The problem
Copy all the material that follows, keeping every character the same.
-- Start Data section --
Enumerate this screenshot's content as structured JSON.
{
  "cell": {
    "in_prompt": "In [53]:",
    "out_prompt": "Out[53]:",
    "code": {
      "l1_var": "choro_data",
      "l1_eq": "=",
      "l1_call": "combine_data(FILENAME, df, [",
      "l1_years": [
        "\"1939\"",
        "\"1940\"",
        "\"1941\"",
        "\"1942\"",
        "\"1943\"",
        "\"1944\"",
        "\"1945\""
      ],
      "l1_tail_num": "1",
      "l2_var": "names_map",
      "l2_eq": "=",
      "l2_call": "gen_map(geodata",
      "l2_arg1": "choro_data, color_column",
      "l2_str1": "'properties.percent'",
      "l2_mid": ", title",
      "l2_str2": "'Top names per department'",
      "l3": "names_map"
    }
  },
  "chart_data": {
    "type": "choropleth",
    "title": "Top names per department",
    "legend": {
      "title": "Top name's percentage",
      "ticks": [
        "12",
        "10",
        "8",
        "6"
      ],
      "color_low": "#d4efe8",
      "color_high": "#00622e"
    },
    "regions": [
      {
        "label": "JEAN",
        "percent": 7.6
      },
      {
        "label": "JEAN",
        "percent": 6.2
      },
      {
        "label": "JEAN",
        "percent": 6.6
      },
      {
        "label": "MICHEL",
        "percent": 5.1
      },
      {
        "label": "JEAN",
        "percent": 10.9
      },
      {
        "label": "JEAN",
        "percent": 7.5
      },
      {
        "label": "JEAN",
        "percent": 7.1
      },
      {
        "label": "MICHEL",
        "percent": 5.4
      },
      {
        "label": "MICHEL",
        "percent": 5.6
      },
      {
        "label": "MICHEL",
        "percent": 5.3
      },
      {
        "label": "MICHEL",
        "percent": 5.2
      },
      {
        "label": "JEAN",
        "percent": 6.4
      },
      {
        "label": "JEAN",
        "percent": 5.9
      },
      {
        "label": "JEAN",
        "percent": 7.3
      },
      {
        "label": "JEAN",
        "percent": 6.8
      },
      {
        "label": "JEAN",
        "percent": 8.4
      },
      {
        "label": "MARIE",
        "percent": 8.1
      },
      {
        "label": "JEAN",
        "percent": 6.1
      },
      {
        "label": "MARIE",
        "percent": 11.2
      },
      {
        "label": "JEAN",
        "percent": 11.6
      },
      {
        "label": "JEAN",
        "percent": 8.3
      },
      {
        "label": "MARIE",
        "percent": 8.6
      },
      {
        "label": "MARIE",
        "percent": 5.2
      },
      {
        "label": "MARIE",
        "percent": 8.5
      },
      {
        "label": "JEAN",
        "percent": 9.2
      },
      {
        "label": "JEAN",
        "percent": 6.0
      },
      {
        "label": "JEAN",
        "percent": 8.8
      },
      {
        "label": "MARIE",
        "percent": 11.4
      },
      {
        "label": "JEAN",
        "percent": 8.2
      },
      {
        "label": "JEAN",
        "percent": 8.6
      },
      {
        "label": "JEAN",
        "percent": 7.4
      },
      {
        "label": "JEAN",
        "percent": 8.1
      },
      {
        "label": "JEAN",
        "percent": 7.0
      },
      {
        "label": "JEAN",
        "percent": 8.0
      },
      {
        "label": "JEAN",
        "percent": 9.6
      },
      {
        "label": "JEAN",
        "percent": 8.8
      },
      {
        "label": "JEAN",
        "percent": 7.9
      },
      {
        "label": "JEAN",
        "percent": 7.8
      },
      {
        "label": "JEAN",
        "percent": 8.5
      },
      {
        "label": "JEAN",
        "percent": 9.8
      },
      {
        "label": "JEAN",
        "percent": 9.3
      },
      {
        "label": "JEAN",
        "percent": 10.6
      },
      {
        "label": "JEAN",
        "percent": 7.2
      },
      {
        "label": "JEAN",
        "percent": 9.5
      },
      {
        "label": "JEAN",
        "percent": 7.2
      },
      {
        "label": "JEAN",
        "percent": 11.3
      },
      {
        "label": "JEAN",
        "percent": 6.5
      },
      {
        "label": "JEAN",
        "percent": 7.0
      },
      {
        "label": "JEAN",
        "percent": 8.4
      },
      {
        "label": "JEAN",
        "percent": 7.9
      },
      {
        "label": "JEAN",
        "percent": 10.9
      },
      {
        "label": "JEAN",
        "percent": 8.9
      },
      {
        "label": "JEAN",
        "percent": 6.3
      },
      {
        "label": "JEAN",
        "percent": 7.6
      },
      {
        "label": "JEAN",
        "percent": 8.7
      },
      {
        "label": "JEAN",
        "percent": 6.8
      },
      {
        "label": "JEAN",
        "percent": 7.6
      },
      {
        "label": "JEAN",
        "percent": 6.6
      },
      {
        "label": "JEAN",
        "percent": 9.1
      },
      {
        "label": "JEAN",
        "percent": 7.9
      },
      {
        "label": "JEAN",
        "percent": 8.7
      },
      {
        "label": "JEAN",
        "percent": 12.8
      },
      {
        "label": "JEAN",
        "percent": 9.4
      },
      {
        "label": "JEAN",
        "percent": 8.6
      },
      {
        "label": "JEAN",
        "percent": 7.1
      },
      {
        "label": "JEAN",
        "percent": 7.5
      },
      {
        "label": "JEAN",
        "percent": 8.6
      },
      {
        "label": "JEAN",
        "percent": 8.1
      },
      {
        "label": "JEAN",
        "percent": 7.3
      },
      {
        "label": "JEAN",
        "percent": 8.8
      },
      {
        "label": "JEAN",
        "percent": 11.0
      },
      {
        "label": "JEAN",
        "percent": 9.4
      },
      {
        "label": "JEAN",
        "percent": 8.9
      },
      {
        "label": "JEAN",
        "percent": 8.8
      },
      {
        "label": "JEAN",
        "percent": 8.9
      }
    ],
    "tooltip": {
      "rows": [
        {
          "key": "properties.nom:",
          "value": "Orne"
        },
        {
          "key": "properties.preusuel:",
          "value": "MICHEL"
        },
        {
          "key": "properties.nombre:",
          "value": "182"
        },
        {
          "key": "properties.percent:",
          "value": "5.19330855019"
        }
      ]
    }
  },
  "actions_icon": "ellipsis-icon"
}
-- End Data section --
Result of the task
Enumerate this screenshot's content as structured JSON.
{
  "cell": {
    "in_prompt": "In [53]:",
    "out_prompt": "Out[53]:",
    "code": {
      "l1_var": "choro_data",
      "l1_eq": "=",
      "l1_call": "combine_data(FILENAME, df, [",
      "l1_years": [
        "\"1939\"",
        "\"1940\"",
        "\"1941\"",
        "\"1942\"",
        "\"1943\"",
        "\"1944\"",
        "\"1945\""
      ],
      "l1_tail_num": "1",
      "l2_var": "names_map",
      "l2_eq": "=",
      "l2_call": "gen_map(geodata",
      "l2_arg1": "choro_data, color_column",
      "l2_str1": "'properties.percent'",
      "l2_mid": ", title",
      "l2_str2": "'Top names per department'",
      "l3": "names_map"
    }
  },
  "chart_data": {
    "type": "choropleth",
    "title": "Top names per department",
    "legend": {
      "title": "Top name's percentage",
      "ticks": [
        "12",
        "10",
        "8",
        "6"
      ],
      "color_low": "#d4efe8",
      "color_high": "#00622e"
    },
    "regions": [
      {
        "label": "JEAN",
        "percent": 7.6
      },
      {
        "label": "JEAN",
        "percent": 6.2
      },
      {
        "label": "JEAN",
        "percent": 6.6
      },
      {
        "label": "MICHEL",
        "percent": 5.1
      },
      {
        "label": "JEAN",
        "percent": 10.9
      },
      {
        "label": "JEAN",
        "percent": 7.5
      },
      {
        "label": "JEAN",
        "percent": 7.1
      },
      {
        "label": "MICHEL",
        "percent": 5.4
      },
      {
        "label": "MICHEL",
        "percent": 5.6
      },
      {
        "label": "MICHEL",
        "percent": 5.3
      },
      {
        "label": "MICHEL",
        "percent": 5.2
      },
      {
        "label": "JEAN",
        "percent": 6.4
      },
      {
        "label": "JEAN",
        "percent": 5.9
      },
      {
        "label": "JEAN",
        "percent": 7.3
      },
      {
        "label": "JEAN",
        "percent": 6.8
      },
      {
        "label": "JEAN",
        "percent": 8.4
      },
      {
        "label": "MARIE",
        "percent": 8.1
      },
      {
        "label": "JEAN",
        "percent": 6.1
      },
      {
        "label": "MARIE",
        "percent": 11.2
      },
      {
        "label": "JEAN",
        "percent": 11.6
      },
      {
        "label": "JEAN",
        "percent": 8.3
      },
      {
        "label": "MARIE",
        "percent": 8.6
      },
      {
        "label": "MARIE",
        "percent": 5.2
      },
      {
        "label": "MARIE",
        "percent": 8.5
      },
      {
        "label": "JEAN",
        "percent": 9.2
      },
      {
        "label": "JEAN",
        "percent": 6.0
      },
      {
        "label": "JEAN",
        "percent": 8.8
      },
      {
        "label": "MARIE",
        "percent": 11.4
      },
      {
        "label": "JEAN",
        "percent": 8.2
      },
      {
        "label": "JEAN",
        "percent": 8.6
      },
      {
        "label": "JEAN",
        "percent": 7.4
      },
      {
        "label": "JEAN",
        "percent": 8.1
      },
      {
        "label": "JEAN",
        "percent": 7.0
      },
      {
        "label": "JEAN",
        "percent": 8.0
      },
      {
        "label": "JEAN",
        "percent": 9.6
      },
      {
        "label": "JEAN",
        "percent": 8.8
      },
      {
        "label": "JEAN",
        "percent": 7.9
      },
      {
        "label": "JEAN",
        "percent": 7.8
      },
      {
        "label": "JEAN",
        "percent": 8.5
      },
      {
        "label": "JEAN",
        "percent": 9.8
      },
      {
        "label": "JEAN",
        "percent": 9.3
      },
      {
        "label": "JEAN",
        "percent": 10.6
      },
      {
        "label": "JEAN",
        "percent": 7.2
      },
      {
        "label": "JEAN",
        "percent": 9.5
      },
      {
        "label": "JEAN",
        "percent": 7.2
      },
      {
        "label": "JEAN",
        "percent": 11.3
      },
      {
        "label": "JEAN",
        "percent": 6.5
      },
      {
        "label": "JEAN",
        "percent": 7.0
      },
      {
        "label": "JEAN",
        "percent": 8.4
      },
      {
        "label": "JEAN",
        "percent": 7.9
      },
      {
        "label": "JEAN",
        "percent": 10.9
      },
      {
        "label": "JEAN",
        "percent": 8.9
      },
      {
        "label": "JEAN",
        "percent": 6.3
      },
      {
        "label": "JEAN",
        "percent": 7.6
      },
      {
        "label": "JEAN",
        "percent": 8.7
      },
      {
        "label": "JEAN",
        "percent": 6.8
      },
      {
        "label": "JEAN",
        "percent": 7.6
      },
      {
        "label": "JEAN",
        "percent": 6.6
      },
      {
        "label": "JEAN",
        "percent": 9.1
      },
      {
        "label": "JEAN",
        "percent": 7.9
      },
      {
        "label": "JEAN",
        "percent": 8.7
      },
      {
        "label": "JEAN",
        "percent": 12.8
      },
      {
        "label": "JEAN",
        "percent": 9.4
      },
      {
        "label": "JEAN",
        "percent": 8.6
      },
      {
        "label": "JEAN",
        "percent": 7.1
      },
      {
        "label": "JEAN",
        "percent": 7.5
      },
      {
        "label": "JEAN",
        "percent": 8.6
      },
      {
        "label": "JEAN",
        "percent": 8.1
      },
      {
        "label": "JEAN",
        "percent": 7.3
      },
      {
        "label": "JEAN",
        "percent": 8.8
      },
      {
        "label": "JEAN",
        "percent": 11.0
      },
      {
        "label": "JEAN",
        "percent": 9.4
      },
      {
        "label": "JEAN",
        "percent": 8.9
      },
      {
        "label": "JEAN",
        "percent": 8.8
      },
      {
        "label": "JEAN",
        "percent": 8.9
      }
    ],
    "tooltip": {
      "rows": [
        {
          "key": "properties.nom:",
          "value": "Orne"
        },
        {
          "key": "properties.preusuel:",
          "value": "MICHEL"
        },
        {
          "key": "properties.nombre:",
          "value": "182"
        },
        {
          "key": "properties.percent:",
          "value": "5.19330855019"
        }
      ]
    }
  },
  "actions_icon": "ellipsis-icon"
}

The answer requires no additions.